* _Supplied passage_:
— begin —

US20070151474A1

US20070151474A1 - Aerodynamic rotational stabilization techniques for projectiles

Info

Publication number: US20070151474A1
Application number: US11/551,688
Authority: US
Inventors: Charles Widener
Original assignee: Individual
Current assignee: Individual
Priority date: 2005-10-27
Filing date: 2006-10-20
Publication date: 2007-07-05

Abstract

A pliant projectile is provided with a plurality of 1-shaped grooves in the circumference thereof. The grooves are at an angle with the axis of the projectile and, in flight, will, through interaction with the air, cause the projectile to rotate about its axis, thereby stabilizing the flight path. The projectile may be provided with an additional stabilizing member extending from its tail which member includes a plurality of tabs each having a fin that can interact with the air, in flight, to add additional rotational forces to the projectile.

Description

This is a continuation-in-part of my provisional application for letters patent Ser. No. 60/730,345, filed Oct. 27, 2005.

BACKGROUND OF THE INVENTION

1. Field of the Invention
The present invention relates to special purpose projectiles, and, more specifically to novel techniques to significantly improve the accuracy and consistency of projectiles fired from smooth bore weapons, such as shot guns and mortar launchers.
2. Description of the Related Art
U.S. Pat. No. 6,782,828 B2, issued to the present inventor, discloses novel techniques for discharging elastomeric projectiles from fire arms without risk of the soft projectiles jamming or lodging in the barrel of the weapon. Although these unique cartridges have been widely acclaimed by both law enforcement and various branches of the government and the Department of Defense, better accuracy and consistency, particularly at extended range, were sought after by some of these same users. Border patrol, prison guards, wildlife management and control and riot control officers in particular, require rounds that they could use at distances from 50 to 100 yards, for successfully engaging a human or animal sized target consistently and meaningfully, without lethality.

— end —

* _Given information_:
— begin —

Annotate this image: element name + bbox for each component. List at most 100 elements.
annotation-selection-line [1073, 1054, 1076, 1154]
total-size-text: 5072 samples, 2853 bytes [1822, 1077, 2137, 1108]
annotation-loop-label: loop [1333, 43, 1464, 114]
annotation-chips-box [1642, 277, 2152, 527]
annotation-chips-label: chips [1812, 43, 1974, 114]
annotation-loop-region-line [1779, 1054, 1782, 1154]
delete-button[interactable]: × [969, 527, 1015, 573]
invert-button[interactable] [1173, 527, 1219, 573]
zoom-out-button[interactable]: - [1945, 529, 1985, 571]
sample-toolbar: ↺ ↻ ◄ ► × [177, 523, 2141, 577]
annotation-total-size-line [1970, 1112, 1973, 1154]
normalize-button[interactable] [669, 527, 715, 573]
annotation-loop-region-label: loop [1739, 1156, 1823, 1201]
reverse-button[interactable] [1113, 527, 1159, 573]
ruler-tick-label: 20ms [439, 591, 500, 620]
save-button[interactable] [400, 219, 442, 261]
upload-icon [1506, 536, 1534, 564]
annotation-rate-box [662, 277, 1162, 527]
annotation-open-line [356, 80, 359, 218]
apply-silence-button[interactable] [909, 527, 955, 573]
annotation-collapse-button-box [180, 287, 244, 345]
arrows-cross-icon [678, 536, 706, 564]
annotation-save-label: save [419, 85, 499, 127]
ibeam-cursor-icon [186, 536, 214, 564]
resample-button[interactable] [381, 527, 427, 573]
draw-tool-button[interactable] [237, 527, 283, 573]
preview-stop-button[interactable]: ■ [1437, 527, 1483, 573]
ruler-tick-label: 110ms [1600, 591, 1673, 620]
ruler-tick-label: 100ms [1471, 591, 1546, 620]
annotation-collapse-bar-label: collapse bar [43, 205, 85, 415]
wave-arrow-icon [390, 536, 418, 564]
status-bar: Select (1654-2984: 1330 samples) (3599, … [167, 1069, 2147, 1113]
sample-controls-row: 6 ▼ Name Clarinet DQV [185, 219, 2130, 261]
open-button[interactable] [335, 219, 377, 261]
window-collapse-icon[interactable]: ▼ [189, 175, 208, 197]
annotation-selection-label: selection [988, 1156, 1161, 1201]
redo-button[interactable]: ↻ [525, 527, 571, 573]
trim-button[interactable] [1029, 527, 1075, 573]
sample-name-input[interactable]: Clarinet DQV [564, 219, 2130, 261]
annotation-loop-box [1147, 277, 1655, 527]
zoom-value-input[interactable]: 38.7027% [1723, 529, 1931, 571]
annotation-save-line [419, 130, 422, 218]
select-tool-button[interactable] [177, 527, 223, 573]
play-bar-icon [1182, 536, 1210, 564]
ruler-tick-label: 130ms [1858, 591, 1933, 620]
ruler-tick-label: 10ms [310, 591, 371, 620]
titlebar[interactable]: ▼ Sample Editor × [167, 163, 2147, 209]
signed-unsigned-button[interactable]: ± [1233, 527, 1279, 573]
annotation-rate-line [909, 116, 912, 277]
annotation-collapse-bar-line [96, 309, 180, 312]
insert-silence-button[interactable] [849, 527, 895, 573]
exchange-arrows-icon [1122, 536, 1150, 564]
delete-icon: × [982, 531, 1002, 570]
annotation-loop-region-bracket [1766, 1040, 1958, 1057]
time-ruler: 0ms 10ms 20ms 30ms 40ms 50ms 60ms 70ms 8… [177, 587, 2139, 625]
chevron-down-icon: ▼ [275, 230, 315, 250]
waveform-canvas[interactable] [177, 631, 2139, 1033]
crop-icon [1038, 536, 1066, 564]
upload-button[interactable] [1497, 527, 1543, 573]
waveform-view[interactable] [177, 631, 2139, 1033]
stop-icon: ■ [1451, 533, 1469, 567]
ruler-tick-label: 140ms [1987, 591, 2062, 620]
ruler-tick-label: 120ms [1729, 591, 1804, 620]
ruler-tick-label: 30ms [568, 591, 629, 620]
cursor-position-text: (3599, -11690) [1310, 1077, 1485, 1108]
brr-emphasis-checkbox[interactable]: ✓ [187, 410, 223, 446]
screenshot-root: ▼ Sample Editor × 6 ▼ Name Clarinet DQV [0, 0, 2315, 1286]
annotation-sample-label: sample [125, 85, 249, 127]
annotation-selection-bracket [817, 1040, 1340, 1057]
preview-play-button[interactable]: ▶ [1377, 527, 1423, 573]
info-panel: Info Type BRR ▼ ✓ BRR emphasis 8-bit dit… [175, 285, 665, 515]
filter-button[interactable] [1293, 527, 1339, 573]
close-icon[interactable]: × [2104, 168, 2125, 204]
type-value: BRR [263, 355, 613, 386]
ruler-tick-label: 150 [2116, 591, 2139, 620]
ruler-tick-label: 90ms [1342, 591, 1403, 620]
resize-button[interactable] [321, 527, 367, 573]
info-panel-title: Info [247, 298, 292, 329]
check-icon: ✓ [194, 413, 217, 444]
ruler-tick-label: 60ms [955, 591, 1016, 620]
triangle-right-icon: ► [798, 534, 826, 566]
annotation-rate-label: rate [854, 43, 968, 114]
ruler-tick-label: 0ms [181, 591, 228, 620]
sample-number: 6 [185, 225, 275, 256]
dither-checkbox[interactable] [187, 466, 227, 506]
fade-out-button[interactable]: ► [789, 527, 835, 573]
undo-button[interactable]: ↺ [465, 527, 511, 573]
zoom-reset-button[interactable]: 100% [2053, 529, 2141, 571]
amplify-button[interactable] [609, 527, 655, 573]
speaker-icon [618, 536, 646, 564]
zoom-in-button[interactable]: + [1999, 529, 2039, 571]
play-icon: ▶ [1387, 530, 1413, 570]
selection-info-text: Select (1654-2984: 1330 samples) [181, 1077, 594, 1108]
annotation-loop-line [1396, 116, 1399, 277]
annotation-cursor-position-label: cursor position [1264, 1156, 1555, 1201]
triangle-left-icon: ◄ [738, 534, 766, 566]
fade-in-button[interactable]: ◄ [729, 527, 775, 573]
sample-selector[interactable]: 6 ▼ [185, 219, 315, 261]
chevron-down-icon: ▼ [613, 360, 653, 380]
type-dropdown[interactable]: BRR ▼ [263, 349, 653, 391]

— end —

* _Objective_:
Revise the projectile patent text, starting at the words "1. Field of" and ending after "and mortar launchers.", and change "shot guns" to "shotguns" throughout that span.

* _Finished exercise_:
1. Field of the Invention
The present invention relates to special purpose projectiles, and, more specifically to novel techniques to significantly improve the accuracy and consistency of projectiles fired from smooth bore weapons, such as shotguns and mortar launchers.